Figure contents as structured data
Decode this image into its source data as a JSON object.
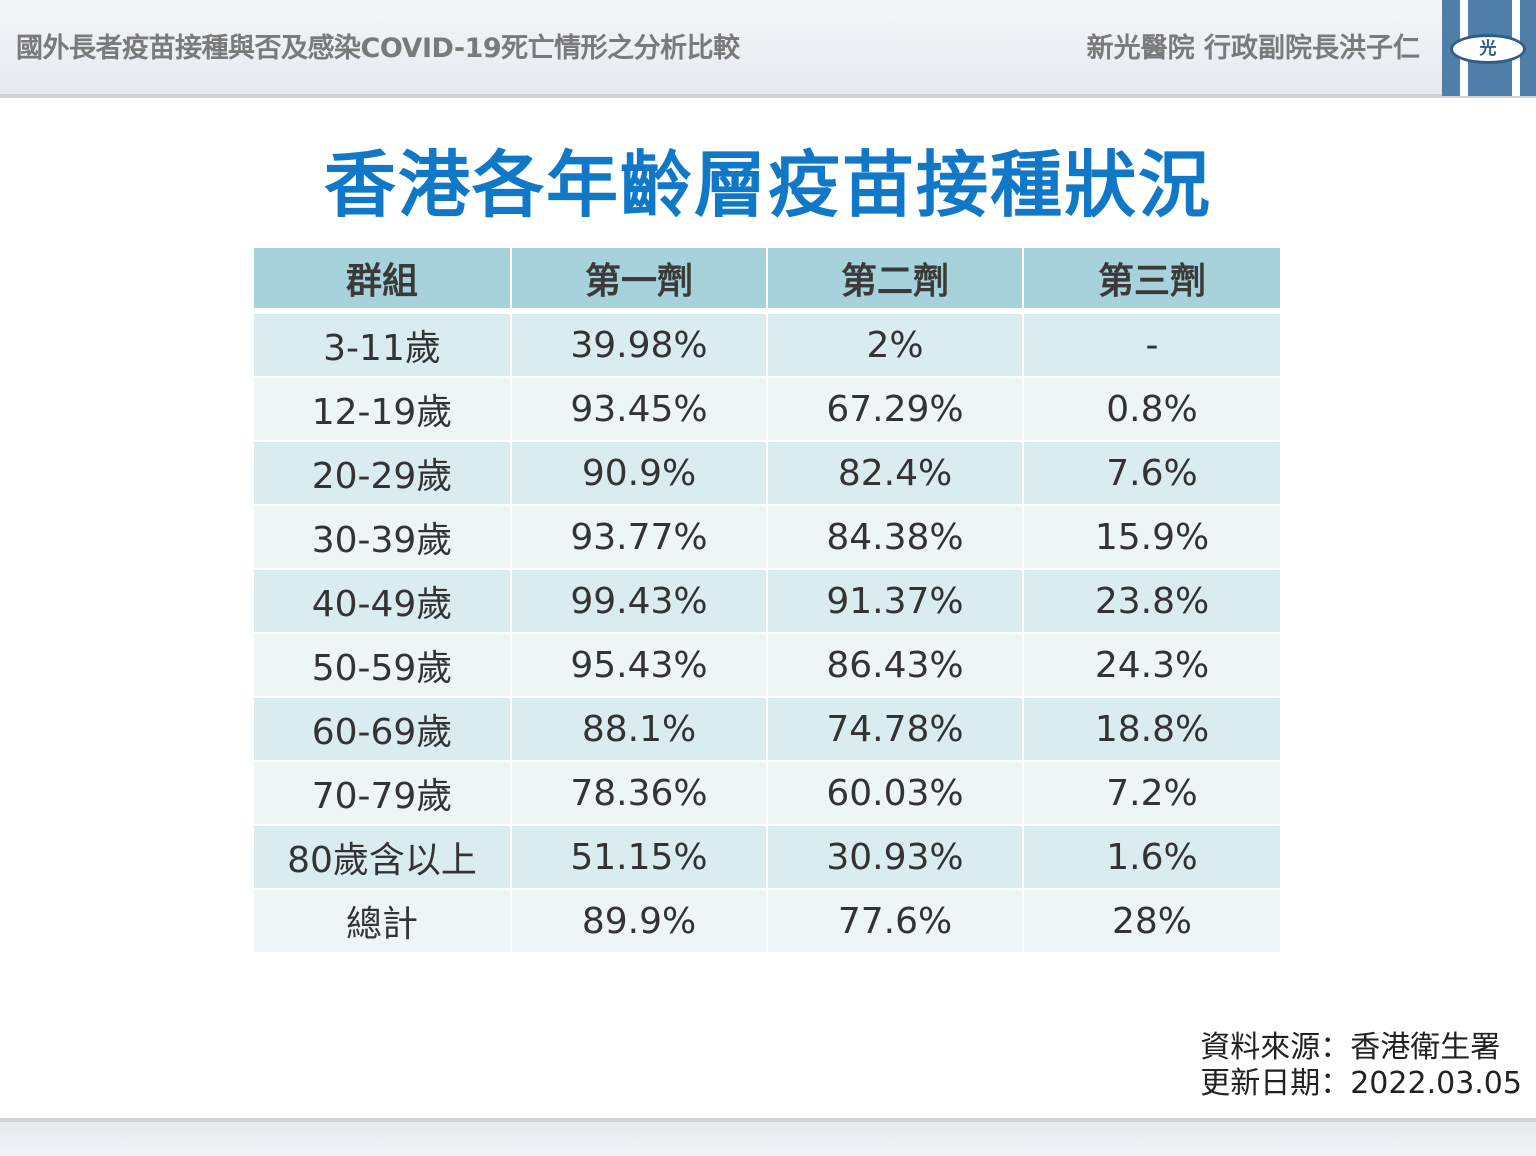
{
  "header": {
    "left_title": "國外長者疫苗接種與否及感染COVID-19死亡情形之分析比較",
    "right_title": "新光醫院 行政副院長洪子仁",
    "logo_text": "光",
    "logo_icon": "hospital-logo"
  },
  "title": "香港各年齡層疫苗接種狀況",
  "table": {
    "headers": [
      "群組",
      "第一劑",
      "第二劑",
      "第三劑"
    ],
    "rows": [
      [
        "3-11歲",
        "39.98%",
        "2%",
        "-"
      ],
      [
        "12-19歲",
        "93.45%",
        "67.29%",
        "0.8%"
      ],
      [
        "20-29歲",
        "90.9%",
        "82.4%",
        "7.6%"
      ],
      [
        "30-39歲",
        "93.77%",
        "84.38%",
        "15.9%"
      ],
      [
        "40-49歲",
        "99.43%",
        "91.37%",
        "23.8%"
      ],
      [
        "50-59歲",
        "95.43%",
        "86.43%",
        "24.3%"
      ],
      [
        "60-69歲",
        "88.1%",
        "74.78%",
        "18.8%"
      ],
      [
        "70-79歲",
        "78.36%",
        "60.03%",
        "7.2%"
      ],
      [
        "80歲含以上",
        "51.15%",
        "30.93%",
        "1.6%"
      ],
      [
        "總計",
        "89.9%",
        "77.6%",
        "28%"
      ]
    ]
  },
  "source": {
    "source_line": "資料來源：香港衛生署",
    "update_line": "更新日期：2022.03.05"
  },
  "colors": {
    "title": "#1178c8",
    "header_bg": "#a7d1db",
    "row_odd": "#dbecf0",
    "row_even": "#edf5f7"
  }
}
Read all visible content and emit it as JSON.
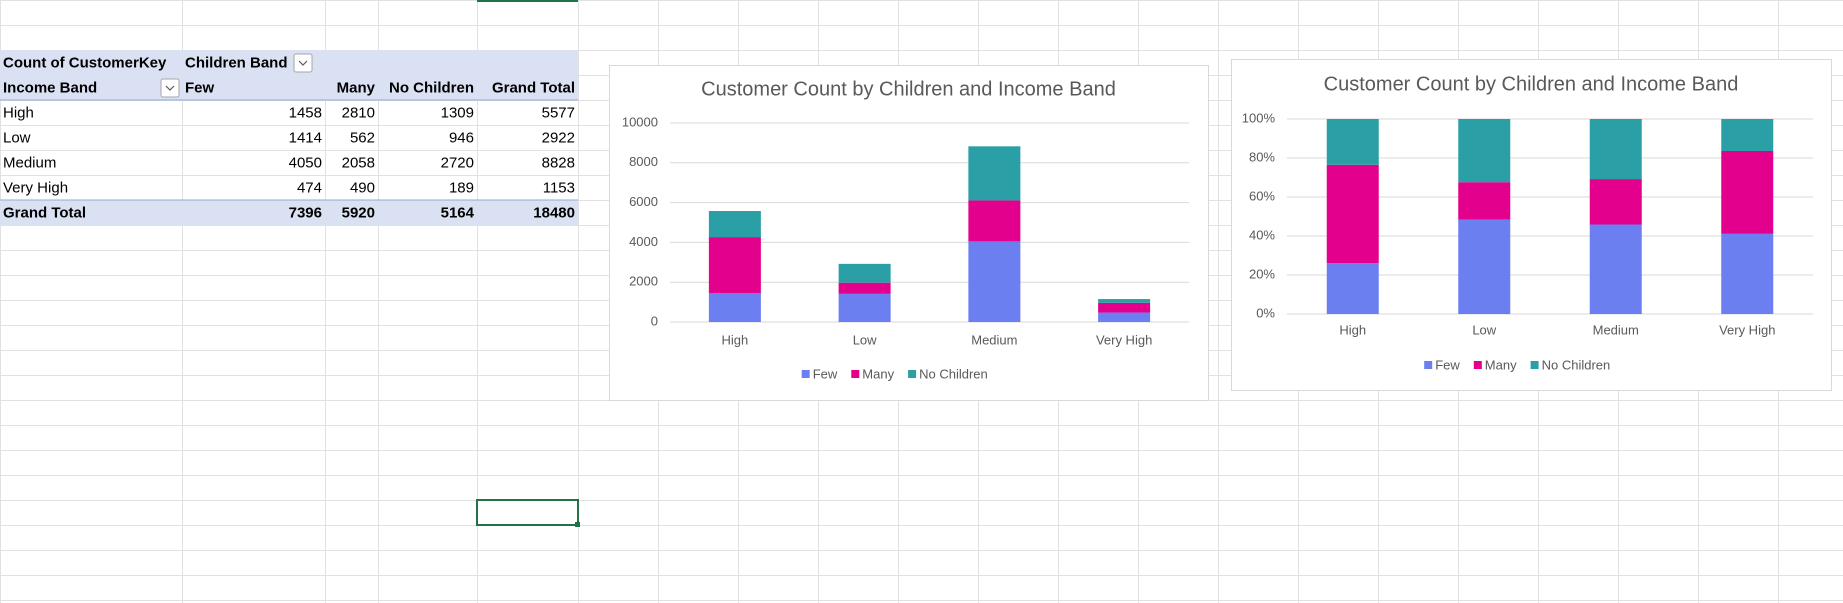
{
  "table": {
    "rows": [
      [
        "Count of CustomerKey",
        "Children Band"
      ],
      [
        "Income Band",
        "Few",
        "Many",
        "No Children",
        "Grand Total"
      ],
      [
        "High",
        1458,
        2810,
        1309,
        5577
      ],
      [
        "Low",
        1414,
        562,
        946,
        2922
      ],
      [
        "Medium",
        4050,
        2058,
        2720,
        8828
      ],
      [
        "Very High",
        474,
        490,
        189,
        1153
      ],
      [
        "Grand Total",
        7396,
        5920,
        5164,
        18480
      ]
    ]
  },
  "chart_data": [
    {
      "type": "bar",
      "stacked": true,
      "title": "Customer Count by Children and Income Band",
      "categories": [
        "High",
        "Low",
        "Medium",
        "Very High"
      ],
      "series": [
        {
          "name": "Few",
          "color": "#6b7ff0",
          "values": [
            1458,
            1414,
            4050,
            474
          ]
        },
        {
          "name": "Many",
          "color": "#e3008c",
          "values": [
            2810,
            562,
            2058,
            490
          ]
        },
        {
          "name": "No Children",
          "color": "#2b9fa6",
          "values": [
            1309,
            946,
            2720,
            189
          ]
        }
      ],
      "ylim": [
        0,
        10000
      ],
      "yticks": [
        0,
        2000,
        4000,
        6000,
        8000,
        10000
      ],
      "grid": true,
      "legend": "bottom"
    },
    {
      "type": "bar",
      "stacked": true,
      "title": "Customer Count by Children and Income Band",
      "categories": [
        "High",
        "Low",
        "Medium",
        "Very High"
      ],
      "series": [
        {
          "name": "Few",
          "color": "#6b7ff0",
          "values": [
            26.1,
            48.4,
            45.9,
            41.1
          ]
        },
        {
          "name": "Many",
          "color": "#e3008c",
          "values": [
            50.4,
            19.2,
            23.3,
            42.5
          ]
        },
        {
          "name": "No Children",
          "color": "#2b9fa6",
          "values": [
            23.5,
            32.4,
            30.8,
            16.4
          ]
        }
      ],
      "ylim": [
        0,
        100
      ],
      "yticks": [
        {
          "value": 0,
          "label": "0%"
        },
        {
          "value": 20,
          "label": "20%"
        },
        {
          "value": 40,
          "label": "40%"
        },
        {
          "value": 60,
          "label": "60%"
        },
        {
          "value": 80,
          "label": "80%"
        },
        {
          "value": 100,
          "label": "100%"
        }
      ],
      "grid": true,
      "legend": "bottom"
    }
  ]
}
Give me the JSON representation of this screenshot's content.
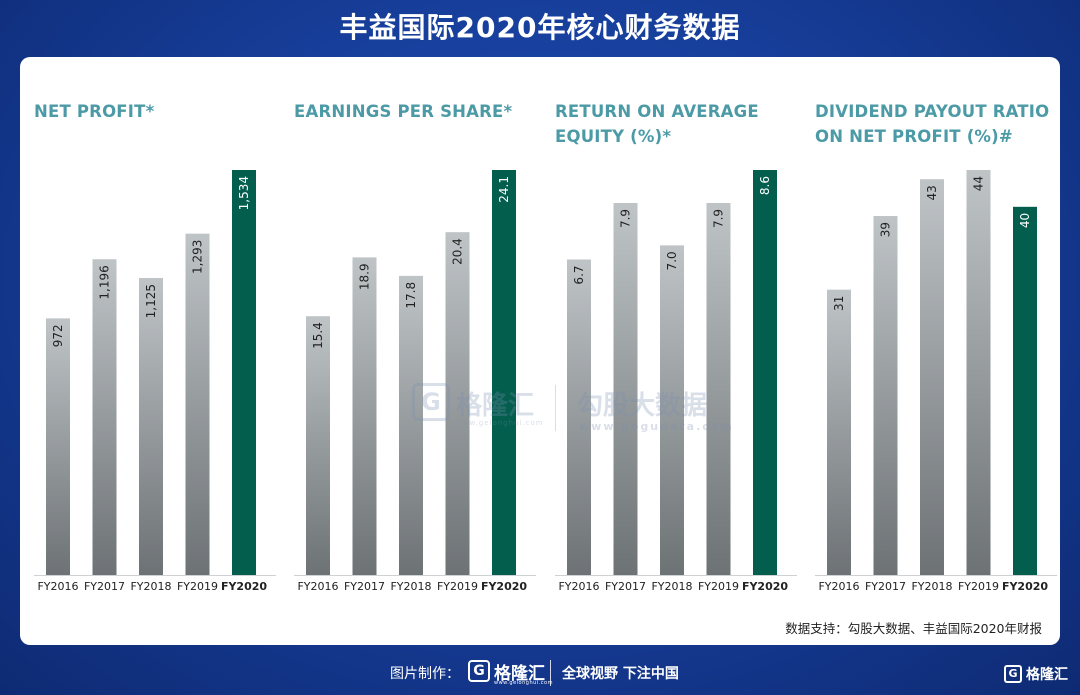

WHAT TO WORK ON:
Except for the pictures, give all the material above again verbatim.

FINAL ANSWER:
Decode this image into its source data as a JSON object.
{
  "header": {
    "left_title": "國外長者疫苗接種與否及感染COVID-19死亡情形之分析比較",
    "right_title": "新光醫院 行政副院長洪子仁",
    "logo_text": "光",
    "logo_icon": "hospital-logo"
  },
  "title": "香港各年齡層疫苗接種狀況",
  "table": {
    "headers": [
      "群組",
      "第一劑",
      "第二劑",
      "第三劑"
    ],
    "rows": [
      [
        "3-11歲",
        "39.98%",
        "2%",
        "-"
      ],
      [
        "12-19歲",
        "93.45%",
        "67.29%",
        "0.8%"
      ],
      [
        "20-29歲",
        "90.9%",
        "82.4%",
        "7.6%"
      ],
      [
        "30-39歲",
        "93.77%",
        "84.38%",
        "15.9%"
      ],
      [
        "40-49歲",
        "99.43%",
        "91.37%",
        "23.8%"
      ],
      [
        "50-59歲",
        "95.43%",
        "86.43%",
        "24.3%"
      ],
      [
        "60-69歲",
        "88.1%",
        "74.78%",
        "18.8%"
      ],
      [
        "70-79歲",
        "78.36%",
        "60.03%",
        "7.2%"
      ],
      [
        "80歲含以上",
        "51.15%",
        "30.93%",
        "1.6%"
      ],
      [
        "總計",
        "89.9%",
        "77.6%",
        "28%"
      ]
    ]
  },
  "source": {
    "source_line": "資料來源：香港衛生署",
    "update_line": "更新日期：2022.03.05"
  },
  "colors": {
    "title": "#1178c8",
    "header_bg": "#a7d1db",
    "row_odd": "#dbecf0",
    "row_even": "#edf5f7"
  }
}
Read all visible content and emit it as JSON.
{
  "table": {
    "rows": [
      [
        "Count of CustomerKey",
        "Children Band"
      ],
      [
        "Income Band",
        "Few",
        "Many",
        "No Children",
        "Grand Total"
      ],
      [
        "High",
        1458,
        2810,
        1309,
        5577
      ],
      [
        "Low",
        1414,
        562,
        946,
        2922
      ],
      [
        "Medium",
        4050,
        2058,
        2720,
        8828
      ],
      [
        "Very High",
        474,
        490,
        189,
        1153
      ],
      [
        "Grand Total",
        7396,
        5920,
        5164,
        18480
      ]
    ]
  },
  "chart_data": [
    {
      "type": "bar",
      "stacked": true,
      "title": "Customer Count by Children and Income Band",
      "categories": [
        "High",
        "Low",
        "Medium",
        "Very High"
      ],
      "series": [
        {
          "name": "Few",
          "color": "#6b7ff0",
          "values": [
            1458,
            1414,
            4050,
            474
          ]
        },
        {
          "name": "Many",
          "color": "#e3008c",
          "values": [
            2810,
            562,
            2058,
            490
          ]
        },
        {
          "name": "No Children",
          "color": "#2b9fa6",
          "values": [
            1309,
            946,
            2720,
            189
          ]
        }
      ],
      "ylim": [
        0,
        10000
      ],
      "yticks": [
        0,
        2000,
        4000,
        6000,
        8000,
        10000
      ],
      "grid": true,
      "legend": "bottom"
    },
    {
      "type": "bar",
      "stacked": true,
      "title": "Customer Count by Children and Income Band",
      "categories": [
        "High",
        "Low",
        "Medium",
        "Very High"
      ],
      "series": [
        {
          "name": "Few",
          "color": "#6b7ff0",
          "values": [
            26.1,
            48.4,
            45.9,
            41.1
          ]
        },
        {
          "name": "Many",
          "color": "#e3008c",
          "values": [
            50.4,
            19.2,
            23.3,
            42.5
          ]
        },
        {
          "name": "No Children",
          "color": "#2b9fa6",
          "values": [
            23.5,
            32.4,
            30.8,
            16.4
          ]
        }
      ],
      "ylim": [
        0,
        100
      ],
      "yticks": [
        {
          "value": 0,
          "label": "0%"
        },
        {
          "value": 20,
          "label": "20%"
        },
        {
          "value": 40,
          "label": "40%"
        },
        {
          "value": 60,
          "label": "60%"
        },
        {
          "value": 80,
          "label": "80%"
        },
        {
          "value": 100,
          "label": "100%"
        }
      ],
      "grid": true,
      "legend": "bottom"
    }
  ]
}
Give me the JSON representation of this screenshot's content.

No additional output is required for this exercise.